→ RECORDED DATA:
########################################

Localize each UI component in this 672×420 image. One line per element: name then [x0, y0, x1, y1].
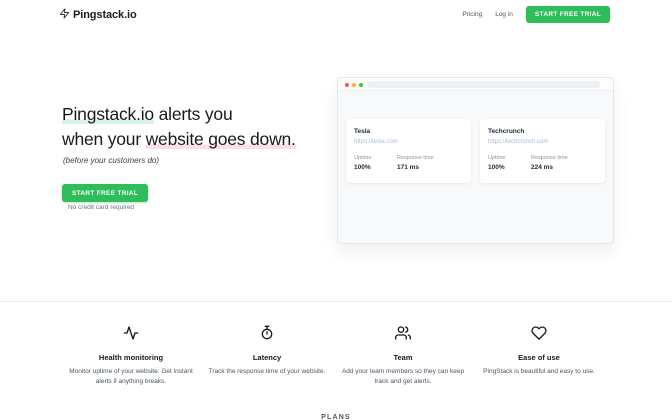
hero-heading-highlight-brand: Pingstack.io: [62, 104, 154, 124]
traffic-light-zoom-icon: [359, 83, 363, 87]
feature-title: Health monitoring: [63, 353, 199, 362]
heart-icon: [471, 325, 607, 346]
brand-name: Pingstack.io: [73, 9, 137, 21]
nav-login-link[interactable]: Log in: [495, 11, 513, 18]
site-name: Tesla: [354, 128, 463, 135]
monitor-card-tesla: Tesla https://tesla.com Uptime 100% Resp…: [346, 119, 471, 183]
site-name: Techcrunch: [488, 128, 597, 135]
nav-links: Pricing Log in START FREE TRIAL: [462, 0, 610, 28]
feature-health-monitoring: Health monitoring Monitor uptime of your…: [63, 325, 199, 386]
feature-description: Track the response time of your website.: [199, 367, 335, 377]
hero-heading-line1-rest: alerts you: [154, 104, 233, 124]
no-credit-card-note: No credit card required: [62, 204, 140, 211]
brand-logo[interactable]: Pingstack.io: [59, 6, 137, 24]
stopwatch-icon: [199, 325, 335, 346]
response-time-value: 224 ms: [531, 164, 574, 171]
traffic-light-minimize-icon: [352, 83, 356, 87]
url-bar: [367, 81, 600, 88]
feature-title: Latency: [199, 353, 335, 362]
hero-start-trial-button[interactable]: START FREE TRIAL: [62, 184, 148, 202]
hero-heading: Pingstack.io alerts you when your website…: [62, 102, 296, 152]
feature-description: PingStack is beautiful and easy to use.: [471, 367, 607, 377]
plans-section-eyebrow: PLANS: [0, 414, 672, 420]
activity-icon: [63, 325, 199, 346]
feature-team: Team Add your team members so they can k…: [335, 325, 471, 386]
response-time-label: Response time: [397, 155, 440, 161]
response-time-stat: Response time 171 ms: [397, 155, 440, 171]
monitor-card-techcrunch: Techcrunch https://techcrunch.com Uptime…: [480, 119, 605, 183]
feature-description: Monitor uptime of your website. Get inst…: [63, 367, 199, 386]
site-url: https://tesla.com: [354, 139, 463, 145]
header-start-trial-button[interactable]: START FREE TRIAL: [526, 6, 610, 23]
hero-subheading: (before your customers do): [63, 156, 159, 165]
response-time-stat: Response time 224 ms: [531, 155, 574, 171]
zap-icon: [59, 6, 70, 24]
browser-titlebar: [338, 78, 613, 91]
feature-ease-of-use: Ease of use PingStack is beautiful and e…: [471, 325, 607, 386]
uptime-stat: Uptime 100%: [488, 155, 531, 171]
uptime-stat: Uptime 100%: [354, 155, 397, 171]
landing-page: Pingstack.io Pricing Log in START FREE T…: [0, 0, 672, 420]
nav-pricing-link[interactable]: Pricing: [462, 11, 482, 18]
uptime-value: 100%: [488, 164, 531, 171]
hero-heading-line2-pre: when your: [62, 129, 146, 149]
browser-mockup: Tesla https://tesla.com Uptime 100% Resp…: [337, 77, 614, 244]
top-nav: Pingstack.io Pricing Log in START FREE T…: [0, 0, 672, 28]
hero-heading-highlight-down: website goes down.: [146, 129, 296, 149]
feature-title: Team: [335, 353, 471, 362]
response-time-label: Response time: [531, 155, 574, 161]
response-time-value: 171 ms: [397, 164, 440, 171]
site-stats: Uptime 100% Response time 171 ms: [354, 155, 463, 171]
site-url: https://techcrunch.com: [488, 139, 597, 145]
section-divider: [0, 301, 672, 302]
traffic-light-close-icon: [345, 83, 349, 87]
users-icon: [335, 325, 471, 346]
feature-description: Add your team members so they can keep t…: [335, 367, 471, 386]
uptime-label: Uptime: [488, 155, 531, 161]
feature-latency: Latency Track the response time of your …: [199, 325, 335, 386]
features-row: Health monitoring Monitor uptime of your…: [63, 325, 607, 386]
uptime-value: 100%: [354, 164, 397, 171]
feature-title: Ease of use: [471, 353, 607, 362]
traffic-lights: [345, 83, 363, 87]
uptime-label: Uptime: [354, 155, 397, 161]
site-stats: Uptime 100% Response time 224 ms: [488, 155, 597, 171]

########################################

→ TASK: Rewrite the material from the line with "hero-heading-highlight-brand: Pingstack.io: [62, 104, 154, 124]" up to and including the line with "response-time-stat: Response time 224", changing "stopwatch-icon" to "timer-icon" and leaving everything else unchanged. Give only those lines.

→ ANSWER TO THIS EXERCISE:
hero-heading-highlight-brand: Pingstack.io: [62, 104, 154, 124]
traffic-light-zoom-icon: [359, 83, 363, 87]
feature-title: Health monitoring: [63, 353, 199, 362]
heart-icon: [471, 325, 607, 346]
brand-name: Pingstack.io: [73, 9, 137, 21]
nav-login-link[interactable]: Log in: [495, 11, 513, 18]
site-name: Tesla: [354, 128, 463, 135]
monitor-card-tesla: Tesla https://tesla.com Uptime 100% Resp…: [346, 119, 471, 183]
site-name: Techcrunch: [488, 128, 597, 135]
nav-links: Pricing Log in START FREE TRIAL: [462, 0, 610, 28]
feature-health-monitoring: Health monitoring Monitor uptime of your…: [63, 325, 199, 386]
feature-description: Track the response time of your website.: [199, 367, 335, 377]
hero-heading-line1-rest: alerts you: [154, 104, 233, 124]
no-credit-card-note: No credit card required: [62, 204, 140, 211]
brand-logo[interactable]: Pingstack.io: [59, 6, 137, 24]
timer-icon: [199, 325, 335, 346]
response-time-value: 224 ms: [531, 164, 574, 171]
traffic-light-minimize-icon: [352, 83, 356, 87]
url-bar: [367, 81, 600, 88]
feature-title: Latency: [199, 353, 335, 362]
hero-start-trial-button[interactable]: START FREE TRIAL: [62, 184, 148, 202]
hero-heading: Pingstack.io alerts you when your website…: [62, 102, 296, 152]
feature-description: PingStack is beautiful and easy to use.: [471, 367, 607, 377]
plans-section-eyebrow: PLANS: [0, 414, 672, 420]
activity-icon: [63, 325, 199, 346]
feature-team: Team Add your team members so they can k…: [335, 325, 471, 386]
response-time-label: Response time: [397, 155, 440, 161]
response-time-stat: Response time 171 ms: [397, 155, 440, 171]
monitor-card-techcrunch: Techcrunch https://techcrunch.com Uptime…: [480, 119, 605, 183]
feature-description: Monitor uptime of your website. Get inst…: [63, 367, 199, 386]
site-url: https://tesla.com: [354, 139, 463, 145]
header-start-trial-button[interactable]: START FREE TRIAL: [526, 6, 610, 23]
hero-subheading: (before your customers do): [63, 156, 159, 165]
response-time-stat: Response time 224 ms: [531, 155, 574, 171]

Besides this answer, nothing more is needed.